_SUPPLIED INFORMATION:_
◇ ◇ ◇ ◇
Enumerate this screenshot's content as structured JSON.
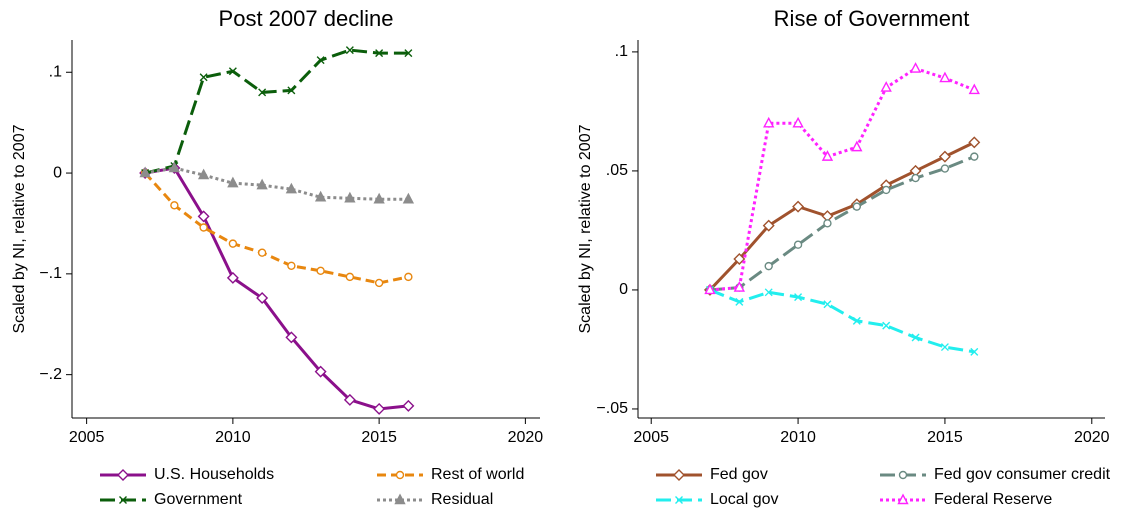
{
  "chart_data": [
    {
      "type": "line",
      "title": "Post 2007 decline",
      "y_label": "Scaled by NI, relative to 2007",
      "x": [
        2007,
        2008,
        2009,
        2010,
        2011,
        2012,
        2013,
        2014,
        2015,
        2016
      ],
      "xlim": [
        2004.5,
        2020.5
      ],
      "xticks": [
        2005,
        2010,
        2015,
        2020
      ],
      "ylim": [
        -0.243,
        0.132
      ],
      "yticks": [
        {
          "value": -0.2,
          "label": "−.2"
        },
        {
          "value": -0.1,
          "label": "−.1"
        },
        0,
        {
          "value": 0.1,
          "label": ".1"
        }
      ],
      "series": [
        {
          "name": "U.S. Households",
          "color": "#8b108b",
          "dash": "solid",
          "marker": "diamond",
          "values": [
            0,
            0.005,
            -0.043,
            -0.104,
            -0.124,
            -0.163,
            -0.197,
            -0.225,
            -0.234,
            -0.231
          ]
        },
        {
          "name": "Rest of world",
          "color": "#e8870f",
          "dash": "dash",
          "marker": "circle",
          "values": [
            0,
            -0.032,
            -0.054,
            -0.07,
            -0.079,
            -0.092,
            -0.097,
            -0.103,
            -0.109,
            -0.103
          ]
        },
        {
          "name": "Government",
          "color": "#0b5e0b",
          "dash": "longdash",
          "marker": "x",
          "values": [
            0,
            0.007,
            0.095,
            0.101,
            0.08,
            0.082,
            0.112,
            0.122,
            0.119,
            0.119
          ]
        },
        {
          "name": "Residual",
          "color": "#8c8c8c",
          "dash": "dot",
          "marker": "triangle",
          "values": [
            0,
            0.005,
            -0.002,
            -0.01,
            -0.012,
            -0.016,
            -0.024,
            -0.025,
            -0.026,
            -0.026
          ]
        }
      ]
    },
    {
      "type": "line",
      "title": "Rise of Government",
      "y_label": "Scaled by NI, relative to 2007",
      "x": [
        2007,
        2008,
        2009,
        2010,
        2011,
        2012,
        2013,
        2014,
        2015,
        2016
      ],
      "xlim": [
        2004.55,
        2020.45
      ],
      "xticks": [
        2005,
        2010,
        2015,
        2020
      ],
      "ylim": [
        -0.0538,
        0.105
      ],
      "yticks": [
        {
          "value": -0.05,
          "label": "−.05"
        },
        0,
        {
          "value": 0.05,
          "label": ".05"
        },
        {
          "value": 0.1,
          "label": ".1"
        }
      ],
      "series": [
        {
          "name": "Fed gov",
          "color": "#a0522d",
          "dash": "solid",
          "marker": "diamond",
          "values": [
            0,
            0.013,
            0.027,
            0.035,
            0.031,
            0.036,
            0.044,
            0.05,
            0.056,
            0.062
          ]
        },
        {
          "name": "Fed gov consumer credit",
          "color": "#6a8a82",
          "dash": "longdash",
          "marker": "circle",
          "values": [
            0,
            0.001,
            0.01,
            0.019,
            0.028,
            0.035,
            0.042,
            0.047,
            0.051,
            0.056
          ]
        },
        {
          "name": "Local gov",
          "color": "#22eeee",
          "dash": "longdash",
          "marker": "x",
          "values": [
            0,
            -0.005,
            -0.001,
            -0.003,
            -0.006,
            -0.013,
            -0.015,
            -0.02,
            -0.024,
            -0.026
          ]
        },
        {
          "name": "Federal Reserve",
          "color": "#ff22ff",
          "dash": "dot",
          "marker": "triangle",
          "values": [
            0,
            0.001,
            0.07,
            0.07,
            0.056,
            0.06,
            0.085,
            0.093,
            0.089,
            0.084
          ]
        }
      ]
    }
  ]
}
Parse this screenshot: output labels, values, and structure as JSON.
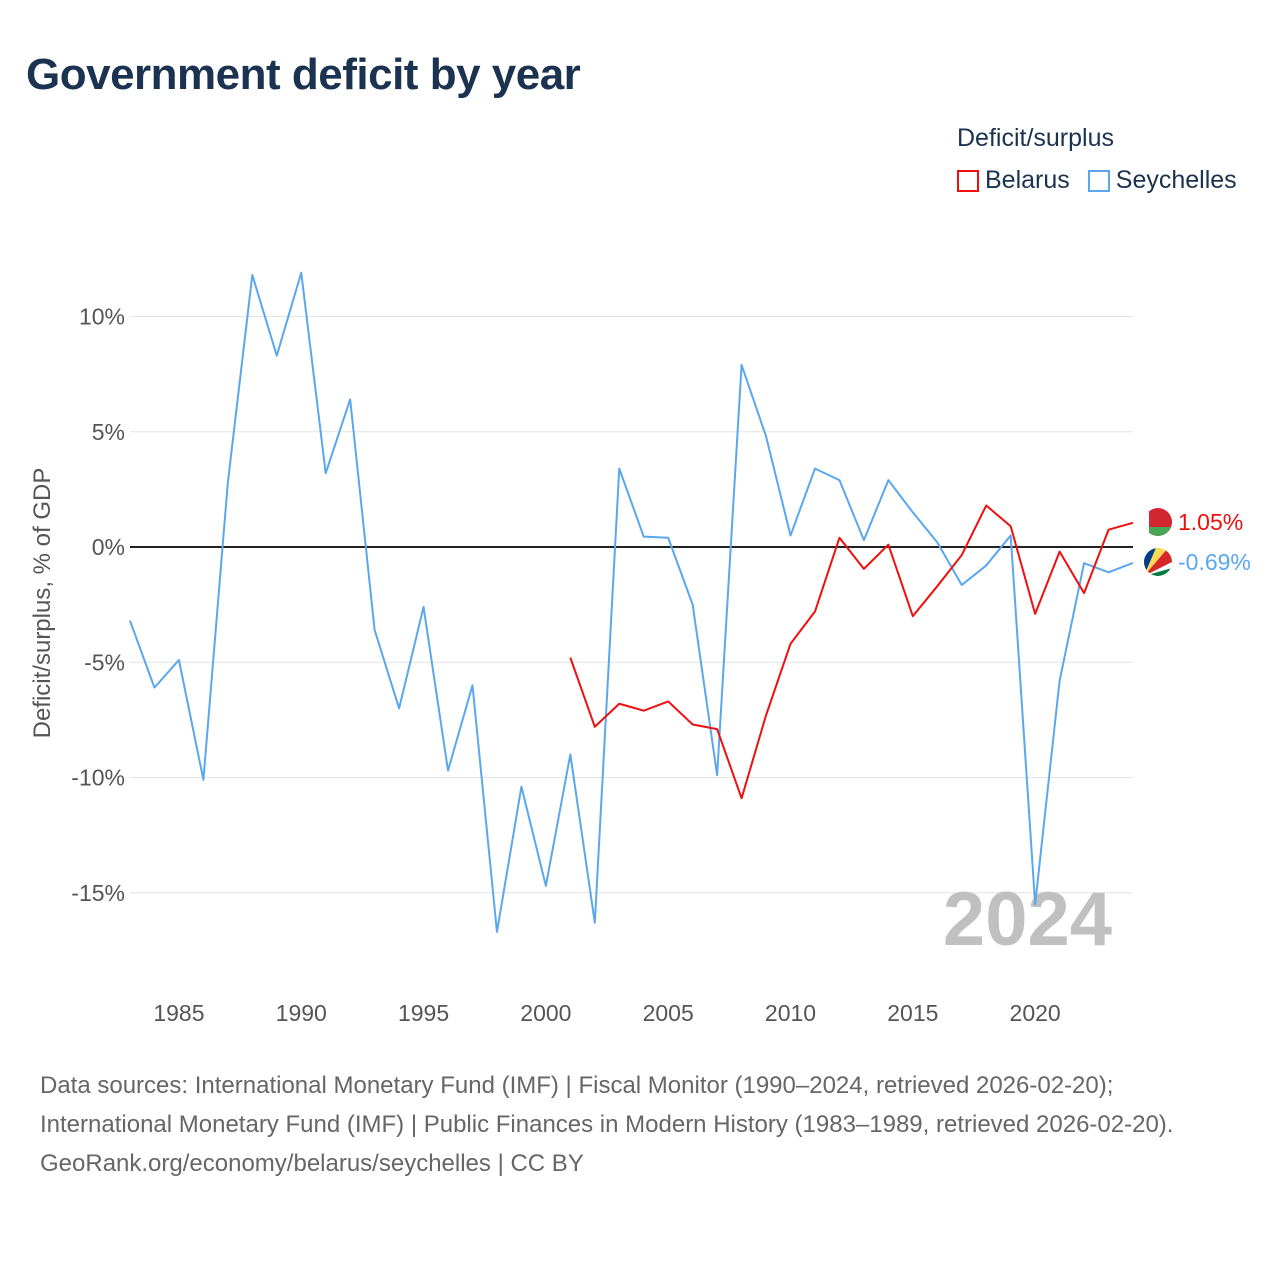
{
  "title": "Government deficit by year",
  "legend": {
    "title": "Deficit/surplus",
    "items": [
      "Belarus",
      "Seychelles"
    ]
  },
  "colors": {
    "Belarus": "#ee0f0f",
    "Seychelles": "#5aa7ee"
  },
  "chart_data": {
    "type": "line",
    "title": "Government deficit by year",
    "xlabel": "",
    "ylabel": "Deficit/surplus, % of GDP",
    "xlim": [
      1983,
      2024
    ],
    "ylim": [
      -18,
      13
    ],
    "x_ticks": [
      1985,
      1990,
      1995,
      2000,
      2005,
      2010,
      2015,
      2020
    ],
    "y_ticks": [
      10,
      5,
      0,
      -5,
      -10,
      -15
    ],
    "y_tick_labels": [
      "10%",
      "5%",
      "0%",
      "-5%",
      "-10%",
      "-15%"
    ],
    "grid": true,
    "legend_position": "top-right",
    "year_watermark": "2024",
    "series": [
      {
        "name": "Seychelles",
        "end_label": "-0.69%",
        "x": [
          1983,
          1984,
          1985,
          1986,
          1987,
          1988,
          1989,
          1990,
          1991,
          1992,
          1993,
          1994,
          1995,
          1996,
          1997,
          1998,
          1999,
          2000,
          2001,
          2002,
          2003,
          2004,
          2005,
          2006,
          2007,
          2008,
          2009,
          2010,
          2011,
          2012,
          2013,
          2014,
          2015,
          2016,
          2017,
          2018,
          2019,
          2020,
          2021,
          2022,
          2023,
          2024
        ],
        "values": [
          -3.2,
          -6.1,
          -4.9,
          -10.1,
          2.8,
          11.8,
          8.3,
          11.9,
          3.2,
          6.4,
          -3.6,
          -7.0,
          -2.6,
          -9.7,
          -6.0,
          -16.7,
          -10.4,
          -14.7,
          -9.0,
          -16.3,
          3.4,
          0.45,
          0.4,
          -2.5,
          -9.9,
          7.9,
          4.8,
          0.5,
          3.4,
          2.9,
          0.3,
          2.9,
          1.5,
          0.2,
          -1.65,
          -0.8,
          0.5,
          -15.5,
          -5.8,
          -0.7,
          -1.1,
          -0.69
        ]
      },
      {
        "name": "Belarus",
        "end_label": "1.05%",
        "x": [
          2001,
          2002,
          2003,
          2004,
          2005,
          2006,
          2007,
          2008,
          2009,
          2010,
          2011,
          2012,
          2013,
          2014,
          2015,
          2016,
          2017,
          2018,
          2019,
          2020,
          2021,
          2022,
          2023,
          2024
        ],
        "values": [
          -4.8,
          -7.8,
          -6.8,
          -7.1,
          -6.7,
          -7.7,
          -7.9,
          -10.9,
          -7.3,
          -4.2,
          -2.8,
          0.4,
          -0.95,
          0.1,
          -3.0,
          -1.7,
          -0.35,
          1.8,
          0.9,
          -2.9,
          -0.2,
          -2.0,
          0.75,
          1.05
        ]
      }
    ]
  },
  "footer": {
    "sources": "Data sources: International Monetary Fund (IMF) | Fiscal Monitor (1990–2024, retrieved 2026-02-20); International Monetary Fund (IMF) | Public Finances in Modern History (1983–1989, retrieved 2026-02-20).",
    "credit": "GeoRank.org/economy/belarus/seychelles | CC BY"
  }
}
◇ ◇ ◇ ◇
_PROMPT:_ Reproduce the material above in full, exactly, with no images.

_RESPONSE TO THIS TASK:_
Enumerate this screenshot's content as structured JSON.
{
  "chart_data": [
    {
      "type": "line",
      "title": "Post 2007 decline",
      "y_label": "Scaled by NI, relative to 2007",
      "x": [
        2007,
        2008,
        2009,
        2010,
        2011,
        2012,
        2013,
        2014,
        2015,
        2016
      ],
      "xlim": [
        2004.5,
        2020.5
      ],
      "xticks": [
        2005,
        2010,
        2015,
        2020
      ],
      "ylim": [
        -0.243,
        0.132
      ],
      "yticks": [
        {
          "value": -0.2,
          "label": "−.2"
        },
        {
          "value": -0.1,
          "label": "−.1"
        },
        0,
        {
          "value": 0.1,
          "label": ".1"
        }
      ],
      "series": [
        {
          "name": "U.S. Households",
          "color": "#8b108b",
          "dash": "solid",
          "marker": "diamond",
          "values": [
            0,
            0.005,
            -0.043,
            -0.104,
            -0.124,
            -0.163,
            -0.197,
            -0.225,
            -0.234,
            -0.231
          ]
        },
        {
          "name": "Rest of world",
          "color": "#e8870f",
          "dash": "dash",
          "marker": "circle",
          "values": [
            0,
            -0.032,
            -0.054,
            -0.07,
            -0.079,
            -0.092,
            -0.097,
            -0.103,
            -0.109,
            -0.103
          ]
        },
        {
          "name": "Government",
          "color": "#0b5e0b",
          "dash": "longdash",
          "marker": "x",
          "values": [
            0,
            0.007,
            0.095,
            0.101,
            0.08,
            0.082,
            0.112,
            0.122,
            0.119,
            0.119
          ]
        },
        {
          "name": "Residual",
          "color": "#8c8c8c",
          "dash": "dot",
          "marker": "triangle",
          "values": [
            0,
            0.005,
            -0.002,
            -0.01,
            -0.012,
            -0.016,
            -0.024,
            -0.025,
            -0.026,
            -0.026
          ]
        }
      ]
    },
    {
      "type": "line",
      "title": "Rise of Government",
      "y_label": "Scaled by NI, relative to 2007",
      "x": [
        2007,
        2008,
        2009,
        2010,
        2011,
        2012,
        2013,
        2014,
        2015,
        2016
      ],
      "xlim": [
        2004.55,
        2020.45
      ],
      "xticks": [
        2005,
        2010,
        2015,
        2020
      ],
      "ylim": [
        -0.0538,
        0.105
      ],
      "yticks": [
        {
          "value": -0.05,
          "label": "−.05"
        },
        0,
        {
          "value": 0.05,
          "label": ".05"
        },
        {
          "value": 0.1,
          "label": ".1"
        }
      ],
      "series": [
        {
          "name": "Fed gov",
          "color": "#a0522d",
          "dash": "solid",
          "marker": "diamond",
          "values": [
            0,
            0.013,
            0.027,
            0.035,
            0.031,
            0.036,
            0.044,
            0.05,
            0.056,
            0.062
          ]
        },
        {
          "name": "Fed gov consumer credit",
          "color": "#6a8a82",
          "dash": "longdash",
          "marker": "circle",
          "values": [
            0,
            0.001,
            0.01,
            0.019,
            0.028,
            0.035,
            0.042,
            0.047,
            0.051,
            0.056
          ]
        },
        {
          "name": "Local gov",
          "color": "#22eeee",
          "dash": "longdash",
          "marker": "x",
          "values": [
            0,
            -0.005,
            -0.001,
            -0.003,
            -0.006,
            -0.013,
            -0.015,
            -0.02,
            -0.024,
            -0.026
          ]
        },
        {
          "name": "Federal Reserve",
          "color": "#ff22ff",
          "dash": "dot",
          "marker": "triangle",
          "values": [
            0,
            0.001,
            0.07,
            0.07,
            0.056,
            0.06,
            0.085,
            0.093,
            0.089,
            0.084
          ]
        }
      ]
    }
  ]
}
Parse this screenshot: output labels, values, and structure as JSON.
{
  "title": "Government deficit by year",
  "legend": {
    "title": "Deficit/surplus",
    "items": [
      "Belarus",
      "Seychelles"
    ]
  },
  "colors": {
    "Belarus": "#ee0f0f",
    "Seychelles": "#5aa7ee"
  },
  "chart_data": {
    "type": "line",
    "title": "Government deficit by year",
    "xlabel": "",
    "ylabel": "Deficit/surplus, % of GDP",
    "xlim": [
      1983,
      2024
    ],
    "ylim": [
      -18,
      13
    ],
    "x_ticks": [
      1985,
      1990,
      1995,
      2000,
      2005,
      2010,
      2015,
      2020
    ],
    "y_ticks": [
      10,
      5,
      0,
      -5,
      -10,
      -15
    ],
    "y_tick_labels": [
      "10%",
      "5%",
      "0%",
      "-5%",
      "-10%",
      "-15%"
    ],
    "grid": true,
    "legend_position": "top-right",
    "year_watermark": "2024",
    "series": [
      {
        "name": "Seychelles",
        "end_label": "-0.69%",
        "x": [
          1983,
          1984,
          1985,
          1986,
          1987,
          1988,
          1989,
          1990,
          1991,
          1992,
          1993,
          1994,
          1995,
          1996,
          1997,
          1998,
          1999,
          2000,
          2001,
          2002,
          2003,
          2004,
          2005,
          2006,
          2007,
          2008,
          2009,
          2010,
          2011,
          2012,
          2013,
          2014,
          2015,
          2016,
          2017,
          2018,
          2019,
          2020,
          2021,
          2022,
          2023,
          2024
        ],
        "values": [
          -3.2,
          -6.1,
          -4.9,
          -10.1,
          2.8,
          11.8,
          8.3,
          11.9,
          3.2,
          6.4,
          -3.6,
          -7.0,
          -2.6,
          -9.7,
          -6.0,
          -16.7,
          -10.4,
          -14.7,
          -9.0,
          -16.3,
          3.4,
          0.45,
          0.4,
          -2.5,
          -9.9,
          7.9,
          4.8,
          0.5,
          3.4,
          2.9,
          0.3,
          2.9,
          1.5,
          0.2,
          -1.65,
          -0.8,
          0.5,
          -15.5,
          -5.8,
          -0.7,
          -1.1,
          -0.69
        ]
      },
      {
        "name": "Belarus",
        "end_label": "1.05%",
        "x": [
          2001,
          2002,
          2003,
          2004,
          2005,
          2006,
          2007,
          2008,
          2009,
          2010,
          2011,
          2012,
          2013,
          2014,
          2015,
          2016,
          2017,
          2018,
          2019,
          2020,
          2021,
          2022,
          2023,
          2024
        ],
        "values": [
          -4.8,
          -7.8,
          -6.8,
          -7.1,
          -6.7,
          -7.7,
          -7.9,
          -10.9,
          -7.3,
          -4.2,
          -2.8,
          0.4,
          -0.95,
          0.1,
          -3.0,
          -1.7,
          -0.35,
          1.8,
          0.9,
          -2.9,
          -0.2,
          -2.0,
          0.75,
          1.05
        ]
      }
    ]
  },
  "footer": {
    "sources": "Data sources: International Monetary Fund (IMF) | Fiscal Monitor (1990–2024, retrieved 2026-02-20); International Monetary Fund (IMF) | Public Finances in Modern History (1983–1989, retrieved 2026-02-20).",
    "credit": "GeoRank.org/economy/belarus/seychelles | CC BY"
  }
}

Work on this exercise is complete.